Without the pictures, give the entries below again exactly as written.

+++ STORED RECORDS

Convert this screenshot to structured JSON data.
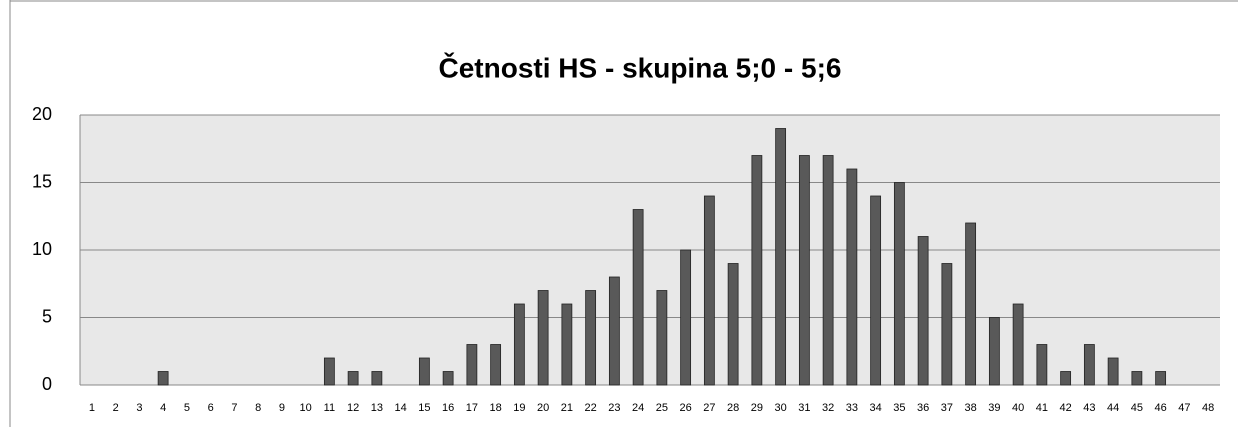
{
  "chart_data": {
    "type": "bar",
    "title": "Četnosti HS - skupina 5;0 - 5;6",
    "categories": [
      "1",
      "2",
      "3",
      "4",
      "5",
      "6",
      "7",
      "8",
      "9",
      "10",
      "11",
      "12",
      "13",
      "14",
      "15",
      "16",
      "17",
      "18",
      "19",
      "20",
      "21",
      "22",
      "23",
      "24",
      "25",
      "26",
      "27",
      "28",
      "29",
      "30",
      "31",
      "32",
      "33",
      "34",
      "35",
      "36",
      "37",
      "38",
      "39",
      "40",
      "41",
      "42",
      "43",
      "44",
      "45",
      "46",
      "47",
      "48"
    ],
    "values": [
      0,
      0,
      0,
      1,
      0,
      0,
      0,
      0,
      0,
      0,
      2,
      1,
      1,
      0,
      2,
      1,
      3,
      3,
      6,
      7,
      6,
      7,
      8,
      13,
      7,
      10,
      14,
      9,
      17,
      19,
      17,
      17,
      16,
      14,
      15,
      11,
      9,
      12,
      5,
      6,
      3,
      1,
      3,
      2,
      1,
      1,
      0,
      0
    ],
    "color": "#595959",
    "ylim": [
      0,
      20
    ],
    "yticks": [
      0,
      5,
      10,
      15,
      20
    ],
    "grid": true
  }
}
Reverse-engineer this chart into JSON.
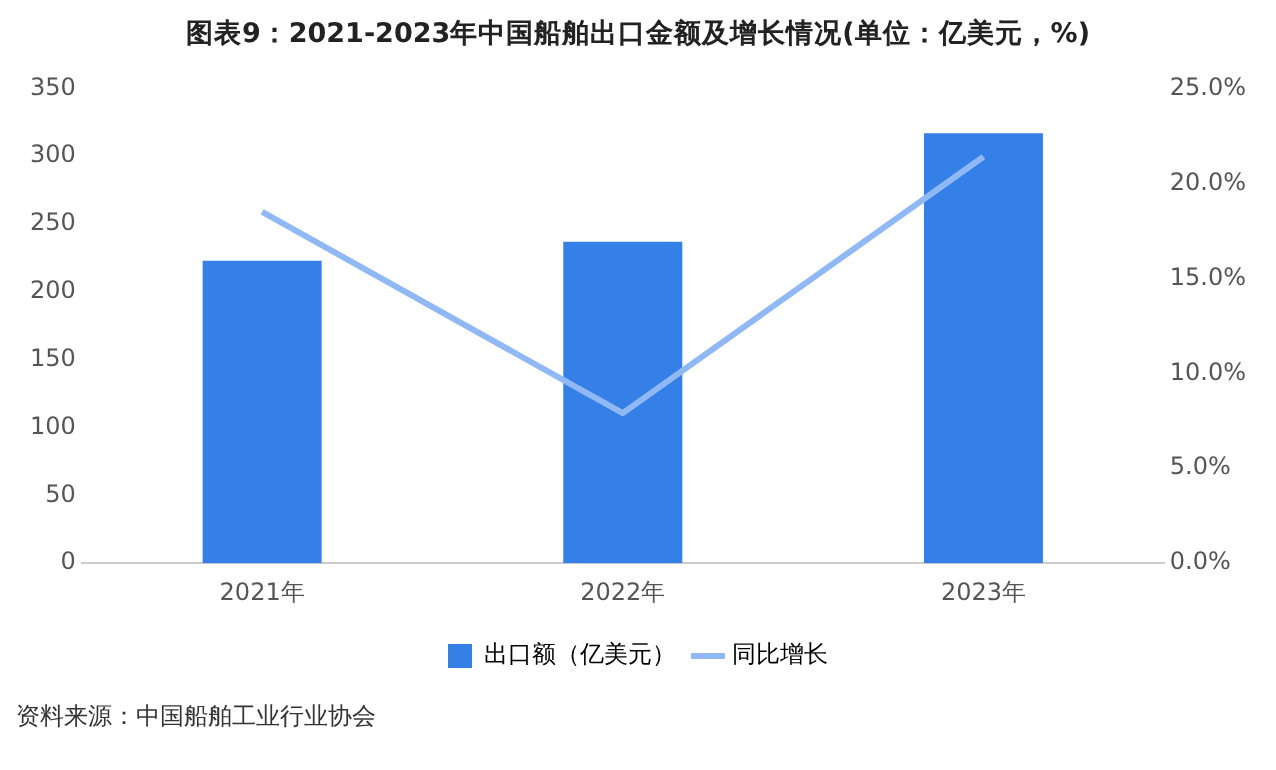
{
  "chart_data": {
    "type": "bar",
    "title": "图表9：2021-2023年中国船舶出口金额及增长情况(单位：亿美元，%)",
    "categories": [
      "2021年",
      "2022年",
      "2023年"
    ],
    "series": [
      {
        "name": "出口额（亿美元）",
        "color": "#3580e6",
        "values": [
          223,
          237,
          317
        ]
      },
      {
        "name": "同比增长",
        "type": "line",
        "axis": "y2",
        "color": "#8fb8f5",
        "values": [
          18.5,
          7.9,
          21.4
        ]
      }
    ],
    "ylim": [
      0,
      350
    ],
    "yticks": [
      0,
      50,
      100,
      150,
      200,
      250,
      300,
      350
    ],
    "y2lim": [
      0,
      25
    ],
    "y2ticks": [
      {
        "value": 0,
        "label": "0.0%"
      },
      {
        "value": 5,
        "label": "5.0%"
      },
      {
        "value": 10,
        "label": "10.0%"
      },
      {
        "value": 15,
        "label": "15.0%"
      },
      {
        "value": 20,
        "label": "20.0%"
      },
      {
        "value": 25,
        "label": "25.0%"
      }
    ],
    "grid": false,
    "legend": "bottom",
    "marker": "none",
    "annotations": [
      "资料来源：中国船舶工业行业协会"
    ]
  }
}
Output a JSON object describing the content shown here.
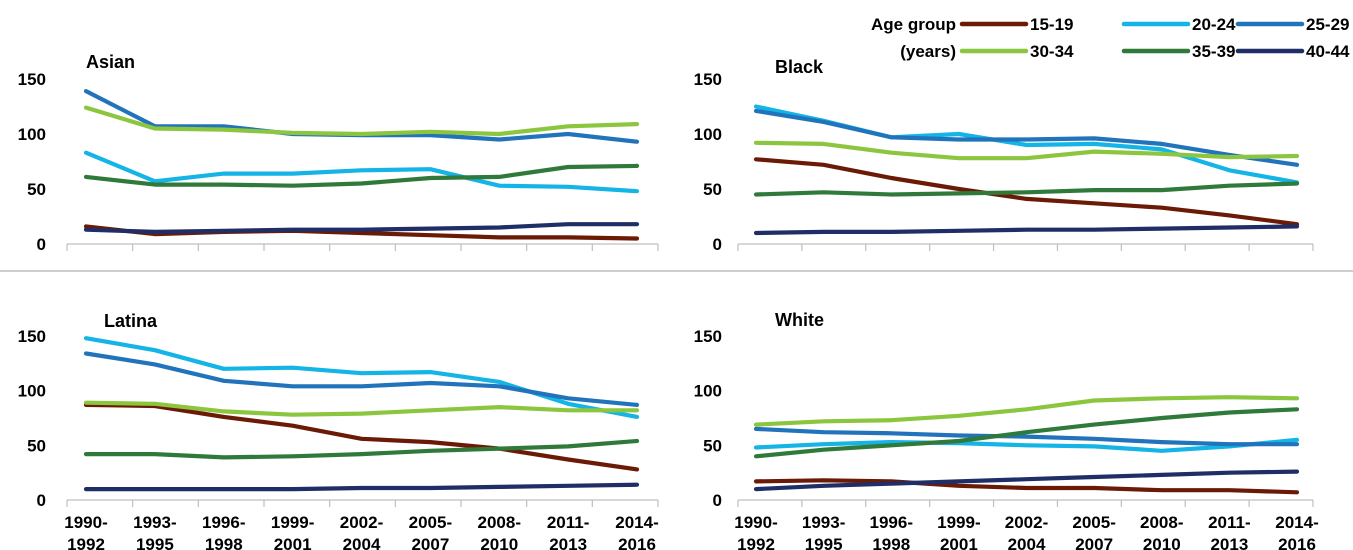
{
  "legend": {
    "title_line1": "Age group",
    "title_line2": "(years)"
  },
  "chart_data": {
    "type": "line",
    "categories": [
      [
        "1990-",
        "1992"
      ],
      [
        "1993-",
        "1995"
      ],
      [
        "1996-",
        "1998"
      ],
      [
        "1999-",
        "2001"
      ],
      [
        "2002-",
        "2004"
      ],
      [
        "2005-",
        "2007"
      ],
      [
        "2008-",
        "2010"
      ],
      [
        "2011-",
        "2013"
      ],
      [
        "2014-",
        "2016"
      ]
    ],
    "ylim": [
      0,
      150
    ],
    "yticks": [
      0,
      50,
      100,
      150
    ],
    "grid": false,
    "legend_position": "top-right",
    "series_styles": [
      {
        "name": "15-19",
        "color": "#6b1a06"
      },
      {
        "name": "20-24",
        "color": "#14b4e6"
      },
      {
        "name": "25-29",
        "color": "#2173bb"
      },
      {
        "name": "30-34",
        "color": "#8cc63f"
      },
      {
        "name": "35-39",
        "color": "#2f7a3a"
      },
      {
        "name": "40-44",
        "color": "#1f2e66"
      }
    ],
    "panels": [
      {
        "title": "Asian",
        "series": [
          {
            "name": "15-19",
            "values": [
              16,
              9,
              11,
              12,
              10,
              8,
              6,
              6,
              5
            ]
          },
          {
            "name": "20-24",
            "values": [
              83,
              57,
              64,
              64,
              67,
              68,
              53,
              52,
              48
            ]
          },
          {
            "name": "25-29",
            "values": [
              139,
              107,
              107,
              100,
              99,
              99,
              95,
              100,
              93
            ]
          },
          {
            "name": "30-34",
            "values": [
              124,
              105,
              104,
              101,
              100,
              102,
              100,
              107,
              109
            ]
          },
          {
            "name": "35-39",
            "values": [
              61,
              54,
              54,
              53,
              55,
              60,
              61,
              70,
              71
            ]
          },
          {
            "name": "40-44",
            "values": [
              13,
              11,
              12,
              13,
              13,
              14,
              15,
              18,
              18
            ]
          }
        ]
      },
      {
        "title": "Black",
        "series": [
          {
            "name": "15-19",
            "values": [
              77,
              72,
              60,
              50,
              41,
              37,
              33,
              26,
              18
            ]
          },
          {
            "name": "20-24",
            "values": [
              125,
              112,
              97,
              100,
              90,
              91,
              86,
              67,
              56
            ]
          },
          {
            "name": "25-29",
            "values": [
              121,
              111,
              97,
              95,
              95,
              96,
              91,
              81,
              72
            ]
          },
          {
            "name": "30-34",
            "values": [
              92,
              91,
              83,
              78,
              78,
              84,
              82,
              79,
              80
            ]
          },
          {
            "name": "35-39",
            "values": [
              45,
              47,
              45,
              46,
              47,
              49,
              49,
              53,
              55
            ]
          },
          {
            "name": "40-44",
            "values": [
              10,
              11,
              11,
              12,
              13,
              13,
              14,
              15,
              16
            ]
          }
        ]
      },
      {
        "title": "Latina",
        "series": [
          {
            "name": "15-19",
            "values": [
              87,
              86,
              76,
              68,
              56,
              53,
              47,
              37,
              28
            ]
          },
          {
            "name": "20-24",
            "values": [
              148,
              137,
              120,
              121,
              116,
              117,
              108,
              88,
              76
            ]
          },
          {
            "name": "25-29",
            "values": [
              134,
              124,
              109,
              104,
              104,
              107,
              104,
              93,
              87
            ]
          },
          {
            "name": "30-34",
            "values": [
              89,
              88,
              81,
              78,
              79,
              82,
              85,
              82,
              82
            ]
          },
          {
            "name": "35-39",
            "values": [
              42,
              42,
              39,
              40,
              42,
              45,
              47,
              49,
              54
            ]
          },
          {
            "name": "40-44",
            "values": [
              10,
              10,
              10,
              10,
              11,
              11,
              12,
              13,
              14
            ]
          }
        ]
      },
      {
        "title": "White",
        "series": [
          {
            "name": "15-19",
            "values": [
              17,
              18,
              17,
              13,
              11,
              11,
              9,
              9,
              7
            ]
          },
          {
            "name": "20-24",
            "values": [
              48,
              51,
              53,
              52,
              50,
              49,
              45,
              49,
              55
            ]
          },
          {
            "name": "25-29",
            "values": [
              65,
              62,
              61,
              59,
              58,
              56,
              53,
              51,
              51
            ]
          },
          {
            "name": "30-34",
            "values": [
              69,
              72,
              73,
              77,
              83,
              91,
              93,
              94,
              93
            ]
          },
          {
            "name": "35-39",
            "values": [
              40,
              46,
              50,
              54,
              62,
              69,
              75,
              80,
              83
            ]
          },
          {
            "name": "40-44",
            "values": [
              10,
              13,
              15,
              17,
              19,
              21,
              23,
              25,
              26
            ]
          }
        ]
      }
    ]
  }
}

++++++

§ EXERCISE RESPONSE:
Convert this screenshot to structured JSON data.
{
  "chart_data": {
    "type": "bar",
    "title": "Četnosti HS - skupina 5;0 - 5;6",
    "categories": [
      "1",
      "2",
      "3",
      "4",
      "5",
      "6",
      "7",
      "8",
      "9",
      "10",
      "11",
      "12",
      "13",
      "14",
      "15",
      "16",
      "17",
      "18",
      "19",
      "20",
      "21",
      "22",
      "23",
      "24",
      "25",
      "26",
      "27",
      "28",
      "29",
      "30",
      "31",
      "32",
      "33",
      "34",
      "35",
      "36",
      "37",
      "38",
      "39",
      "40",
      "41",
      "42",
      "43",
      "44",
      "45",
      "46",
      "47",
      "48"
    ],
    "values": [
      0,
      0,
      0,
      1,
      0,
      0,
      0,
      0,
      0,
      0,
      2,
      1,
      1,
      0,
      2,
      1,
      3,
      3,
      6,
      7,
      6,
      7,
      8,
      13,
      7,
      10,
      14,
      9,
      17,
      19,
      17,
      17,
      16,
      14,
      15,
      11,
      9,
      12,
      5,
      6,
      3,
      1,
      3,
      2,
      1,
      1,
      0,
      0
    ],
    "color": "#595959",
    "ylim": [
      0,
      20
    ],
    "yticks": [
      0,
      5,
      10,
      15,
      20
    ],
    "grid": true
  }
}
Reverse-engineer this chart into JSON.
{
  "chart_data": {
    "type": "bar",
    "title": "图表9：2021-2023年中国船舶出口金额及增长情况(单位：亿美元，%)",
    "categories": [
      "2021年",
      "2022年",
      "2023年"
    ],
    "series": [
      {
        "name": "出口额（亿美元）",
        "color": "#3580e6",
        "values": [
          223,
          237,
          317
        ]
      },
      {
        "name": "同比增长",
        "type": "line",
        "axis": "y2",
        "color": "#8fb8f5",
        "values": [
          18.5,
          7.9,
          21.4
        ]
      }
    ],
    "ylim": [
      0,
      350
    ],
    "yticks": [
      0,
      50,
      100,
      150,
      200,
      250,
      300,
      350
    ],
    "y2lim": [
      0,
      25
    ],
    "y2ticks": [
      {
        "value": 0,
        "label": "0.0%"
      },
      {
        "value": 5,
        "label": "5.0%"
      },
      {
        "value": 10,
        "label": "10.0%"
      },
      {
        "value": 15,
        "label": "15.0%"
      },
      {
        "value": 20,
        "label": "20.0%"
      },
      {
        "value": 25,
        "label": "25.0%"
      }
    ],
    "grid": false,
    "legend": "bottom",
    "marker": "none",
    "annotations": [
      "资料来源：中国船舶工业行业协会"
    ]
  }
}
Output a JSON object describing the content shown here.
{
  "legend": {
    "title_line1": "Age group",
    "title_line2": "(years)"
  },
  "chart_data": {
    "type": "line",
    "categories": [
      [
        "1990-",
        "1992"
      ],
      [
        "1993-",
        "1995"
      ],
      [
        "1996-",
        "1998"
      ],
      [
        "1999-",
        "2001"
      ],
      [
        "2002-",
        "2004"
      ],
      [
        "2005-",
        "2007"
      ],
      [
        "2008-",
        "2010"
      ],
      [
        "2011-",
        "2013"
      ],
      [
        "2014-",
        "2016"
      ]
    ],
    "ylim": [
      0,
      150
    ],
    "yticks": [
      0,
      50,
      100,
      150
    ],
    "grid": false,
    "legend_position": "top-right",
    "series_styles": [
      {
        "name": "15-19",
        "color": "#6b1a06"
      },
      {
        "name": "20-24",
        "color": "#14b4e6"
      },
      {
        "name": "25-29",
        "color": "#2173bb"
      },
      {
        "name": "30-34",
        "color": "#8cc63f"
      },
      {
        "name": "35-39",
        "color": "#2f7a3a"
      },
      {
        "name": "40-44",
        "color": "#1f2e66"
      }
    ],
    "panels": [
      {
        "title": "Asian",
        "series": [
          {
            "name": "15-19",
            "values": [
              16,
              9,
              11,
              12,
              10,
              8,
              6,
              6,
              5
            ]
          },
          {
            "name": "20-24",
            "values": [
              83,
              57,
              64,
              64,
              67,
              68,
              53,
              52,
              48
            ]
          },
          {
            "name": "25-29",
            "values": [
              139,
              107,
              107,
              100,
              99,
              99,
              95,
              100,
              93
            ]
          },
          {
            "name": "30-34",
            "values": [
              124,
              105,
              104,
              101,
              100,
              102,
              100,
              107,
              109
            ]
          },
          {
            "name": "35-39",
            "values": [
              61,
              54,
              54,
              53,
              55,
              60,
              61,
              70,
              71
            ]
          },
          {
            "name": "40-44",
            "values": [
              13,
              11,
              12,
              13,
              13,
              14,
              15,
              18,
              18
            ]
          }
        ]
      },
      {
        "title": "Black",
        "series": [
          {
            "name": "15-19",
            "values": [
              77,
              72,
              60,
              50,
              41,
              37,
              33,
              26,
              18
            ]
          },
          {
            "name": "20-24",
            "values": [
              125,
              112,
              97,
              100,
              90,
              91,
              86,
              67,
              56
            ]
          },
          {
            "name": "25-29",
            "values": [
              121,
              111,
              97,
              95,
              95,
              96,
              91,
              81,
              72
            ]
          },
          {
            "name": "30-34",
            "values": [
              92,
              91,
              83,
              78,
              78,
              84,
              82,
              79,
              80
            ]
          },
          {
            "name": "35-39",
            "values": [
              45,
              47,
              45,
              46,
              47,
              49,
              49,
              53,
              55
            ]
          },
          {
            "name": "40-44",
            "values": [
              10,
              11,
              11,
              12,
              13,
              13,
              14,
              15,
              16
            ]
          }
        ]
      },
      {
        "title": "Latina",
        "series": [
          {
            "name": "15-19",
            "values": [
              87,
              86,
              76,
              68,
              56,
              53,
              47,
              37,
              28
            ]
          },
          {
            "name": "20-24",
            "values": [
              148,
              137,
              120,
              121,
              116,
              117,
              108,
              88,
              76
            ]
          },
          {
            "name": "25-29",
            "values": [
              134,
              124,
              109,
              104,
              104,
              107,
              104,
              93,
              87
            ]
          },
          {
            "name": "30-34",
            "values": [
              89,
              88,
              81,
              78,
              79,
              82,
              85,
              82,
              82
            ]
          },
          {
            "name": "35-39",
            "values": [
              42,
              42,
              39,
              40,
              42,
              45,
              47,
              49,
              54
            ]
          },
          {
            "name": "40-44",
            "values": [
              10,
              10,
              10,
              10,
              11,
              11,
              12,
              13,
              14
            ]
          }
        ]
      },
      {
        "title": "White",
        "series": [
          {
            "name": "15-19",
            "values": [
              17,
              18,
              17,
              13,
              11,
              11,
              9,
              9,
              7
            ]
          },
          {
            "name": "20-24",
            "values": [
              48,
              51,
              53,
              52,
              50,
              49,
              45,
              49,
              55
            ]
          },
          {
            "name": "25-29",
            "values": [
              65,
              62,
              61,
              59,
              58,
              56,
              53,
              51,
              51
            ]
          },
          {
            "name": "30-34",
            "values": [
              69,
              72,
              73,
              77,
              83,
              91,
              93,
              94,
              93
            ]
          },
          {
            "name": "35-39",
            "values": [
              40,
              46,
              50,
              54,
              62,
              69,
              75,
              80,
              83
            ]
          },
          {
            "name": "40-44",
            "values": [
              10,
              13,
              15,
              17,
              19,
              21,
              23,
              25,
              26
            ]
          }
        ]
      }
    ]
  }
}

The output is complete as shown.